* **Directions for this task**:
Repeat each entry exactly and drop the pictures.

Collection entries:
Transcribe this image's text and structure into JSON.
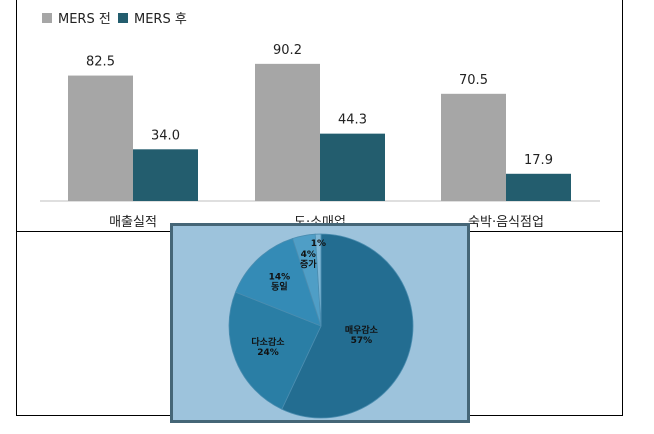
{
  "colors": {
    "before": "#a6a6a6",
    "after": "#235d6e"
  },
  "legend": {
    "before": "MERS 전",
    "after": "MERS 후"
  },
  "chart_data": [
    {
      "type": "bar",
      "categories": [
        "매출실적",
        "도·소매업",
        "숙박·음식점업"
      ],
      "series": [
        {
          "name": "MERS 전",
          "values": [
            82.5,
            90.2,
            70.5
          ]
        },
        {
          "name": "MERS 후",
          "values": [
            34.0,
            44.3,
            17.9
          ]
        }
      ],
      "value_labels": [
        [
          "82.5",
          "90.2",
          "70.5"
        ],
        [
          "34.0",
          "44.3",
          "17.9"
        ]
      ],
      "ylim": [
        0,
        100
      ],
      "legend_position": "top-left",
      "grid": false
    },
    {
      "type": "pie",
      "slices": [
        {
          "label": "매우감소",
          "pct_label": "57%",
          "value": 57,
          "color": "#236d91"
        },
        {
          "label": "다소감소",
          "pct_label": "24%",
          "value": 24,
          "color": "#2a7ea5"
        },
        {
          "label": "동일",
          "pct_label": "14%",
          "value": 14,
          "color": "#348bb6"
        },
        {
          "label": "증가",
          "pct_label": "4%",
          "value": 4,
          "color": "#4f9ec6"
        },
        {
          "label": "",
          "pct_label": "1%",
          "value": 1,
          "color": "#7fb7d6"
        }
      ]
    }
  ]
}
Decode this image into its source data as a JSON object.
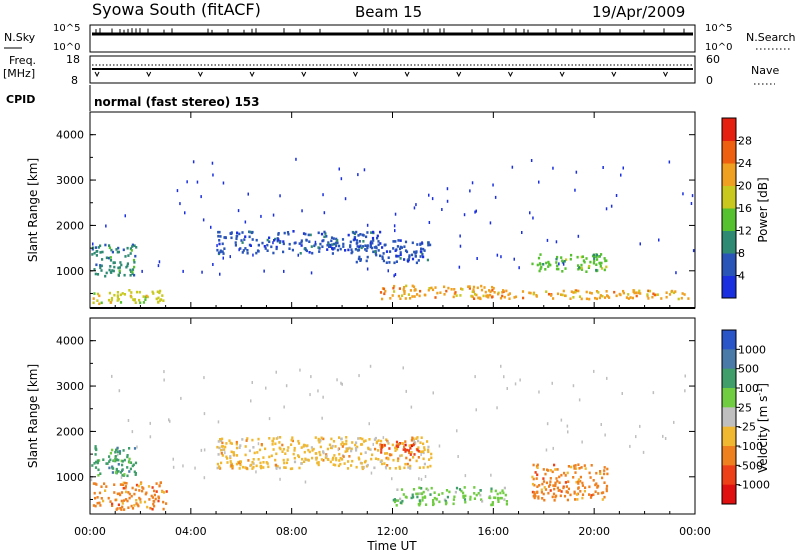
{
  "header": {
    "station": "Syowa South (fitACF)",
    "beam": "Beam 15",
    "date": "19/Apr/2009"
  },
  "noise_panel": {
    "left_label": "N.Sky",
    "right_label": "N.Search",
    "left_ticks": [
      "10^5",
      "10^0"
    ],
    "right_ticks": [
      "10^5",
      "10^0"
    ]
  },
  "freq_panel": {
    "left_label_1": "Freq.",
    "left_label_2": "[MHz]",
    "right_label": "Nave",
    "left_ticks": [
      "18",
      "8"
    ],
    "right_ticks": [
      "60",
      "0"
    ]
  },
  "cpid": {
    "label": "CPID",
    "text": "normal (fast stereo) 153"
  },
  "chart_data": [
    {
      "type": "heatmap",
      "title": "",
      "quantity": "Power",
      "xlabel": "Time UT",
      "ylabel": "Slant Range [km]",
      "x_range_hours": [
        0,
        24
      ],
      "xticks": [
        "00:00",
        "04:00",
        "08:00",
        "12:00",
        "16:00",
        "20:00",
        "00:00"
      ],
      "ylim": [
        180,
        4500
      ],
      "yticks": [
        1000,
        2000,
        3000,
        4000
      ],
      "grid": false,
      "colorbar": {
        "label": "Power [dB]",
        "ticks": [
          "4",
          "8",
          "12",
          "16",
          "20",
          "24",
          "28"
        ],
        "colors": [
          "#1a2fe0",
          "#2a55b8",
          "#2e8a72",
          "#56c12e",
          "#c8c81e",
          "#f0a020",
          "#ee6010",
          "#e52010"
        ]
      },
      "echo_regions": [
        {
          "t": [
            0.1,
            3.0
          ],
          "range_km": [
            300,
            600
          ],
          "level": 4
        },
        {
          "t": [
            0.0,
            1.8
          ],
          "range_km": [
            900,
            1600
          ],
          "level": 2
        },
        {
          "t": [
            5.0,
            11.5
          ],
          "range_km": [
            1400,
            1900
          ],
          "level": 1
        },
        {
          "t": [
            10.5,
            13.5
          ],
          "range_km": [
            1200,
            1700
          ],
          "level": 1
        },
        {
          "t": [
            11.5,
            16.0
          ],
          "range_km": [
            400,
            700
          ],
          "level": 5
        },
        {
          "t": [
            17.5,
            20.5
          ],
          "range_km": [
            1000,
            1400
          ],
          "level": 3
        },
        {
          "t": [
            15.0,
            23.8
          ],
          "range_km": [
            400,
            600
          ],
          "level": 5
        }
      ]
    },
    {
      "type": "heatmap",
      "title": "",
      "quantity": "Velocity",
      "xlabel": "Time UT",
      "ylabel": "Slant Range [km]",
      "x_range_hours": [
        0,
        24
      ],
      "xticks": [
        "00:00",
        "04:00",
        "08:00",
        "12:00",
        "16:00",
        "20:00",
        "00:00"
      ],
      "ylim": [
        180,
        4500
      ],
      "yticks": [
        1000,
        2000,
        3000,
        4000
      ],
      "grid": false,
      "colorbar": {
        "label": "Velocity [m s",
        "label_superscript": "-1",
        "label_close": "]",
        "ticks": [
          "1000",
          "500",
          "100",
          "25",
          "-25",
          "-100",
          "-500",
          "-1000"
        ],
        "colors": [
          "#2a55c8",
          "#4a7aa8",
          "#3f9e6a",
          "#70cc40",
          "#bfbfbf",
          "#f0b830",
          "#ee8020",
          "#ee4018",
          "#e01010"
        ]
      },
      "echo_regions": [
        {
          "t": [
            0.1,
            3.0
          ],
          "range_km": [
            300,
            900
          ],
          "class": "-100"
        },
        {
          "t": [
            5.0,
            13.5
          ],
          "range_km": [
            1200,
            1900
          ],
          "class": "-25"
        },
        {
          "t": [
            11.5,
            13.0
          ],
          "range_km": [
            1500,
            1800
          ],
          "class": "-500"
        },
        {
          "t": [
            12.0,
            16.5
          ],
          "range_km": [
            400,
            800
          ],
          "class": "100"
        },
        {
          "t": [
            17.5,
            20.5
          ],
          "range_km": [
            500,
            1300
          ],
          "class": "-100"
        },
        {
          "t": [
            0.0,
            1.8
          ],
          "range_km": [
            1000,
            1700
          ],
          "class": "500"
        }
      ]
    }
  ]
}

* **Result for this task**:
Transcribe this image's text and structure into JSON.
{
  "colors": {
    "before": "#a6a6a6",
    "after": "#235d6e"
  },
  "legend": {
    "before": "MERS 전",
    "after": "MERS 후"
  },
  "chart_data": [
    {
      "type": "bar",
      "categories": [
        "매출실적",
        "도·소매업",
        "숙박·음식점업"
      ],
      "series": [
        {
          "name": "MERS 전",
          "values": [
            82.5,
            90.2,
            70.5
          ]
        },
        {
          "name": "MERS 후",
          "values": [
            34.0,
            44.3,
            17.9
          ]
        }
      ],
      "value_labels": [
        [
          "82.5",
          "90.2",
          "70.5"
        ],
        [
          "34.0",
          "44.3",
          "17.9"
        ]
      ],
      "ylim": [
        0,
        100
      ],
      "legend_position": "top-left",
      "grid": false
    },
    {
      "type": "pie",
      "slices": [
        {
          "label": "매우감소",
          "pct_label": "57%",
          "value": 57,
          "color": "#236d91"
        },
        {
          "label": "다소감소",
          "pct_label": "24%",
          "value": 24,
          "color": "#2a7ea5"
        },
        {
          "label": "동일",
          "pct_label": "14%",
          "value": 14,
          "color": "#348bb6"
        },
        {
          "label": "증가",
          "pct_label": "4%",
          "value": 4,
          "color": "#4f9ec6"
        },
        {
          "label": "",
          "pct_label": "1%",
          "value": 1,
          "color": "#7fb7d6"
        }
      ]
    }
  ]
}
Decode this image into its source data as a JSON object.
{
  "header": {
    "station": "Syowa South (fitACF)",
    "beam": "Beam 15",
    "date": "19/Apr/2009"
  },
  "noise_panel": {
    "left_label": "N.Sky",
    "right_label": "N.Search",
    "left_ticks": [
      "10^5",
      "10^0"
    ],
    "right_ticks": [
      "10^5",
      "10^0"
    ]
  },
  "freq_panel": {
    "left_label_1": "Freq.",
    "left_label_2": "[MHz]",
    "right_label": "Nave",
    "left_ticks": [
      "18",
      "8"
    ],
    "right_ticks": [
      "60",
      "0"
    ]
  },
  "cpid": {
    "label": "CPID",
    "text": "normal (fast stereo) 153"
  },
  "chart_data": [
    {
      "type": "heatmap",
      "title": "",
      "quantity": "Power",
      "xlabel": "Time UT",
      "ylabel": "Slant Range [km]",
      "x_range_hours": [
        0,
        24
      ],
      "xticks": [
        "00:00",
        "04:00",
        "08:00",
        "12:00",
        "16:00",
        "20:00",
        "00:00"
      ],
      "ylim": [
        180,
        4500
      ],
      "yticks": [
        1000,
        2000,
        3000,
        4000
      ],
      "grid": false,
      "colorbar": {
        "label": "Power [dB]",
        "ticks": [
          "4",
          "8",
          "12",
          "16",
          "20",
          "24",
          "28"
        ],
        "colors": [
          "#1a2fe0",
          "#2a55b8",
          "#2e8a72",
          "#56c12e",
          "#c8c81e",
          "#f0a020",
          "#ee6010",
          "#e52010"
        ]
      },
      "echo_regions": [
        {
          "t": [
            0.1,
            3.0
          ],
          "range_km": [
            300,
            600
          ],
          "level": 4
        },
        {
          "t": [
            0.0,
            1.8
          ],
          "range_km": [
            900,
            1600
          ],
          "level": 2
        },
        {
          "t": [
            5.0,
            11.5
          ],
          "range_km": [
            1400,
            1900
          ],
          "level": 1
        },
        {
          "t": [
            10.5,
            13.5
          ],
          "range_km": [
            1200,
            1700
          ],
          "level": 1
        },
        {
          "t": [
            11.5,
            16.0
          ],
          "range_km": [
            400,
            700
          ],
          "level": 5
        },
        {
          "t": [
            17.5,
            20.5
          ],
          "range_km": [
            1000,
            1400
          ],
          "level": 3
        },
        {
          "t": [
            15.0,
            23.8
          ],
          "range_km": [
            400,
            600
          ],
          "level": 5
        }
      ]
    },
    {
      "type": "heatmap",
      "title": "",
      "quantity": "Velocity",
      "xlabel": "Time UT",
      "ylabel": "Slant Range [km]",
      "x_range_hours": [
        0,
        24
      ],
      "xticks": [
        "00:00",
        "04:00",
        "08:00",
        "12:00",
        "16:00",
        "20:00",
        "00:00"
      ],
      "ylim": [
        180,
        4500
      ],
      "yticks": [
        1000,
        2000,
        3000,
        4000
      ],
      "grid": false,
      "colorbar": {
        "label": "Velocity [m s",
        "label_superscript": "-1",
        "label_close": "]",
        "ticks": [
          "1000",
          "500",
          "100",
          "25",
          "-25",
          "-100",
          "-500",
          "-1000"
        ],
        "colors": [
          "#2a55c8",
          "#4a7aa8",
          "#3f9e6a",
          "#70cc40",
          "#bfbfbf",
          "#f0b830",
          "#ee8020",
          "#ee4018",
          "#e01010"
        ]
      },
      "echo_regions": [
        {
          "t": [
            0.1,
            3.0
          ],
          "range_km": [
            300,
            900
          ],
          "class": "-100"
        },
        {
          "t": [
            5.0,
            13.5
          ],
          "range_km": [
            1200,
            1900
          ],
          "class": "-25"
        },
        {
          "t": [
            11.5,
            13.0
          ],
          "range_km": [
            1500,
            1800
          ],
          "class": "-500"
        },
        {
          "t": [
            12.0,
            16.5
          ],
          "range_km": [
            400,
            800
          ],
          "class": "100"
        },
        {
          "t": [
            17.5,
            20.5
          ],
          "range_km": [
            500,
            1300
          ],
          "class": "-100"
        },
        {
          "t": [
            0.0,
            1.8
          ],
          "range_km": [
            1000,
            1700
          ],
          "class": "500"
        }
      ]
    }
  ]
}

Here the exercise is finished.